── SOURCE MATERIAL ──
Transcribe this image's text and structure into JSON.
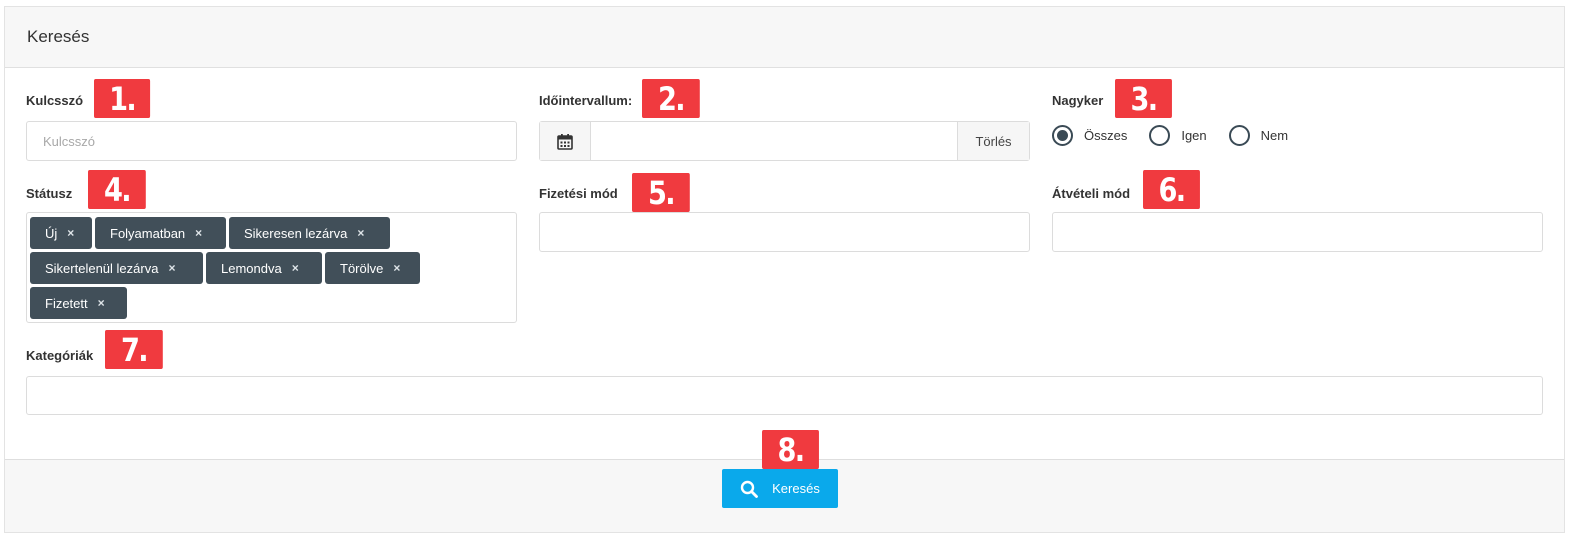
{
  "panel": {
    "title": "Keresés"
  },
  "fields": {
    "keyword": {
      "label": "Kulcsszó",
      "placeholder": "Kulcsszó",
      "value": ""
    },
    "date_range": {
      "label": "Időintervallum:",
      "value": "",
      "clear_label": "Törlés"
    },
    "wholesale": {
      "label": "Nagyker",
      "options": [
        "Összes",
        "Igen",
        "Nem"
      ],
      "selected": "Összes"
    },
    "status": {
      "label": "Státusz",
      "tags": [
        "Új",
        "Folyamatban",
        "Sikeresen lezárva",
        "Sikertelenül lezárva",
        "Lemondva",
        "Törölve",
        "Fizetett"
      ],
      "remove_symbol": "×"
    },
    "payment_method": {
      "label": "Fizetési mód",
      "value": ""
    },
    "shipping_method": {
      "label": "Átvételi mód",
      "value": ""
    },
    "categories": {
      "label": "Kategóriák",
      "value": ""
    }
  },
  "annotations": [
    "1.",
    "2.",
    "3.",
    "4.",
    "5.",
    "6.",
    "7.",
    "8."
  ],
  "footer": {
    "search_label": "Keresés"
  },
  "colors": {
    "badge": "#f03a3f",
    "tag_bg": "#414f59",
    "primary_button": "#0aa9eb"
  },
  "icons": {
    "date_addon": "calendar-icon",
    "search_button": "search-icon",
    "tag_remove": "close-icon"
  }
}
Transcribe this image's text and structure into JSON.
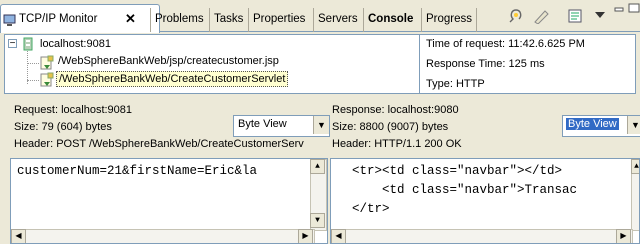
{
  "tabs": [
    {
      "label": "TCP/IP Monitor",
      "active": true,
      "close": "✕"
    },
    {
      "label": "Problems"
    },
    {
      "label": "Tasks"
    },
    {
      "label": "Properties"
    },
    {
      "label": "Servers"
    },
    {
      "label": "Console",
      "bold": true
    },
    {
      "label": "Progress"
    }
  ],
  "tree": {
    "host": "localhost:9081",
    "expand_glyph": "−",
    "requests": [
      "/WebSphereBankWeb/jsp/createcustomer.jsp",
      "/WebSphereBankWeb/CreateCustomerServlet"
    ]
  },
  "request_info": {
    "time": "Time of request: 11:42.6.625 PM",
    "response_time": "Response Time: 125 ms",
    "type": "Type: HTTP"
  },
  "request": {
    "label": "Request: localhost:9081",
    "size": "Size: 79 (604) bytes",
    "header": "Header: POST /WebSphereBankWeb/CreateCustomerServ",
    "view": "Byte View",
    "body": "customerNum=21&firstName=Eric&la"
  },
  "response": {
    "label": "Response: localhost:9080",
    "size": "Size: 8800 (9007) bytes",
    "header": "Header: HTTP/1.1 200 OK",
    "view": "Byte View",
    "body_lines": [
      "  <tr><td class=\"navbar\"></td>",
      "      <td class=\"navbar\">Transac",
      "  </tr>"
    ]
  },
  "colors": {
    "panel": "#ece9d8",
    "border": "#7f9db9",
    "selection": "#ffffd0",
    "combo_highlight": "#316ac5"
  },
  "icons": {
    "monitor": "monitor-icon",
    "tree_toggle": "collapse-icon",
    "server": "server-icon",
    "request": "request-icon"
  }
}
───
§ WORK TO DO
Without including the pictures, return each record above exactly as it stands.

§ TASK OUTPUT
Transcribe this image's text and structure into JSON.
{
  "panel": {
    "title": "Keresés"
  },
  "fields": {
    "keyword": {
      "label": "Kulcsszó",
      "placeholder": "Kulcsszó",
      "value": ""
    },
    "date_range": {
      "label": "Időintervallum:",
      "value": "",
      "clear_label": "Törlés"
    },
    "wholesale": {
      "label": "Nagyker",
      "options": [
        "Összes",
        "Igen",
        "Nem"
      ],
      "selected": "Összes"
    },
    "status": {
      "label": "Státusz",
      "tags": [
        "Új",
        "Folyamatban",
        "Sikeresen lezárva",
        "Sikertelenül lezárva",
        "Lemondva",
        "Törölve",
        "Fizetett"
      ],
      "remove_symbol": "×"
    },
    "payment_method": {
      "label": "Fizetési mód",
      "value": ""
    },
    "shipping_method": {
      "label": "Átvételi mód",
      "value": ""
    },
    "categories": {
      "label": "Kategóriák",
      "value": ""
    }
  },
  "annotations": [
    "1.",
    "2.",
    "3.",
    "4.",
    "5.",
    "6.",
    "7.",
    "8."
  ],
  "footer": {
    "search_label": "Keresés"
  },
  "colors": {
    "badge": "#f03a3f",
    "tag_bg": "#414f59",
    "primary_button": "#0aa9eb"
  },
  "icons": {
    "date_addon": "calendar-icon",
    "search_button": "search-icon",
    "tag_remove": "close-icon"
  }
}
Transcribe this image's text and structure into JSON.
{
  "tabs": [
    {
      "label": "TCP/IP Monitor",
      "active": true,
      "close": "✕"
    },
    {
      "label": "Problems"
    },
    {
      "label": "Tasks"
    },
    {
      "label": "Properties"
    },
    {
      "label": "Servers"
    },
    {
      "label": "Console",
      "bold": true
    },
    {
      "label": "Progress"
    }
  ],
  "tree": {
    "host": "localhost:9081",
    "expand_glyph": "−",
    "requests": [
      "/WebSphereBankWeb/jsp/createcustomer.jsp",
      "/WebSphereBankWeb/CreateCustomerServlet"
    ]
  },
  "request_info": {
    "time": "Time of request: 11:42.6.625 PM",
    "response_time": "Response Time: 125 ms",
    "type": "Type: HTTP"
  },
  "request": {
    "label": "Request: localhost:9081",
    "size": "Size: 79 (604) bytes",
    "header": "Header: POST /WebSphereBankWeb/CreateCustomerServ",
    "view": "Byte View",
    "body": "customerNum=21&firstName=Eric&la"
  },
  "response": {
    "label": "Response: localhost:9080",
    "size": "Size: 8800 (9007) bytes",
    "header": "Header: HTTP/1.1 200 OK",
    "view": "Byte View",
    "body_lines": [
      "  <tr><td class=\"navbar\"></td>",
      "      <td class=\"navbar\">Transac",
      "  </tr>"
    ]
  },
  "colors": {
    "panel": "#ece9d8",
    "border": "#7f9db9",
    "selection": "#ffffd0",
    "combo_highlight": "#316ac5"
  },
  "icons": {
    "monitor": "monitor-icon",
    "tree_toggle": "collapse-icon",
    "server": "server-icon",
    "request": "request-icon"
  }
}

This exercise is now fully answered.